EXERCISE TASK – Your task is to write out the complete listing exactly as it is shown.

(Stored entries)
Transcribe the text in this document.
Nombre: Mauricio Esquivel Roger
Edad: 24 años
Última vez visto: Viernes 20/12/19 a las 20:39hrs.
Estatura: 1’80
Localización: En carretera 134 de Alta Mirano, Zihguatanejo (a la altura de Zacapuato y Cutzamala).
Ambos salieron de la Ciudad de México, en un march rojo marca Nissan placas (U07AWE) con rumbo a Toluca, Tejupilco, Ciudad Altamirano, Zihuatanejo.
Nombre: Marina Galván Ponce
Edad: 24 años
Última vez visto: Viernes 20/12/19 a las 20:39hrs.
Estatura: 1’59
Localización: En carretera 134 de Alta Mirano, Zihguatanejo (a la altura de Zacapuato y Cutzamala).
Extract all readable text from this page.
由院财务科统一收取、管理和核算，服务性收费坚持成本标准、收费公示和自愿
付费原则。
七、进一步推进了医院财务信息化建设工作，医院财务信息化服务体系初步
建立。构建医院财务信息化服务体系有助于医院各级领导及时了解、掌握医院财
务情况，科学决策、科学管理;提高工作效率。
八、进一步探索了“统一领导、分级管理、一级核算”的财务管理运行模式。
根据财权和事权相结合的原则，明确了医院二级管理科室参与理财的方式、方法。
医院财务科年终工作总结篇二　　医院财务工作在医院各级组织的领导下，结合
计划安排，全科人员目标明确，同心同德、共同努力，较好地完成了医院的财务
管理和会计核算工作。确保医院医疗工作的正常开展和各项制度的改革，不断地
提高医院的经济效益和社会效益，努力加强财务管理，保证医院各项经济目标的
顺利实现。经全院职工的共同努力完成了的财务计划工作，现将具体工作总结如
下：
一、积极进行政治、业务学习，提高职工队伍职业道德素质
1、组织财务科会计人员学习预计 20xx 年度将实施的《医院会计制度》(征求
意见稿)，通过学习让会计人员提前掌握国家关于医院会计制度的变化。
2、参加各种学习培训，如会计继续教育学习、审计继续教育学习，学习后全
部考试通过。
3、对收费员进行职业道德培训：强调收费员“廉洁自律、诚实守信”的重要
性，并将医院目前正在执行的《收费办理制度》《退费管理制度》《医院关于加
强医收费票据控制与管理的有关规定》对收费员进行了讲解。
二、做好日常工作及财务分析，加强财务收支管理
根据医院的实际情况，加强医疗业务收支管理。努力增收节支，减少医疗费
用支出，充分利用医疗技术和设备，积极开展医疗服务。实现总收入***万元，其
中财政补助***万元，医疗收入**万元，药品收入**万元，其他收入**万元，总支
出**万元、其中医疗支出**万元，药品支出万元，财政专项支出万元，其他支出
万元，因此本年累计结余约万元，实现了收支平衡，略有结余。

REPLY –
Transcribe the text in this document.
Nombre: Mauricio Esquivel Roger
Edad: 24 años
Última vez visto: Viernes 20/12/19 a las 20:39hrs.
Estatura: 1’80
Localización: En carretera 134 de Alta Mirano, Zihguatanejo (a la altura de Zacapuato y Cutzamala).
Ambos salieron de la Ciudad de México, en un march rojo marca Nissan placas (U07AWE) con rumbo a Toluca, Tejupilco, Ciudad Altamirano, Zihuatanejo.
Nombre: Marina Galván Ponce
Edad: 24 años
Última vez visto: Viernes 20/12/19 a las 20:39hrs.
Estatura: 1’59
Localización: En carretera 134 de Alta Mirano, Zihguatanejo (a la altura de Zacapuato y Cutzamala).
Extract all readable text from this page.
由院财务科统一收取、管理和核算，服务性收费坚持成本标准、收费公示和自愿
付费原则。
七、进一步推进了医院财务信息化建设工作，医院财务信息化服务体系初步
建立。构建医院财务信息化服务体系有助于医院各级领导及时了解、掌握医院财
务情况，科学决策、科学管理;提高工作效率。
八、进一步探索了“统一领导、分级管理、一级核算”的财务管理运行模式。
根据财权和事权相结合的原则，明确了医院二级管理科室参与理财的方式、方法。
医院财务科年终工作总结篇二　　医院财务工作在医院各级组织的领导下，结合
计划安排，全科人员目标明确，同心同德、共同努力，较好地完成了医院的财务
管理和会计核算工作。确保医院医疗工作的正常开展和各项制度的改革，不断地
提高医院的经济效益和社会效益，努力加强财务管理，保证医院各项经济目标的
顺利实现。经全院职工的共同努力完成了的财务计划工作，现将具体工作总结如
下：
一、积极进行政治、业务学习，提高职工队伍职业道德素质
1、组织财务科会计人员学习预计 20xx 年度将实施的《医院会计制度》(征求
意见稿)，通过学习让会计人员提前掌握国家关于医院会计制度的变化。
2、参加各种学习培训，如会计继续教育学习、审计继续教育学习，学习后全
部考试通过。
3、对收费员进行职业道德培训：强调收费员“廉洁自律、诚实守信”的重要
性，并将医院目前正在执行的《收费办理制度》《退费管理制度》《医院关于加
强医收费票据控制与管理的有关规定》对收费员进行了讲解。
二、做好日常工作及财务分析，加强财务收支管理
根据医院的实际情况，加强医疗业务收支管理。努力增收节支，减少医疗费
用支出，充分利用医疗技术和设备，积极开展医疗服务。实现总收入***万元，其
中财政补助***万元，医疗收入**万元，药品收入**万元，其他收入**万元，总支
出**万元、其中医疗支出**万元，药品支出万元，财政专项支出万元，其他支出
万元，因此本年累计结余约万元，实现了收支平衡，略有结余。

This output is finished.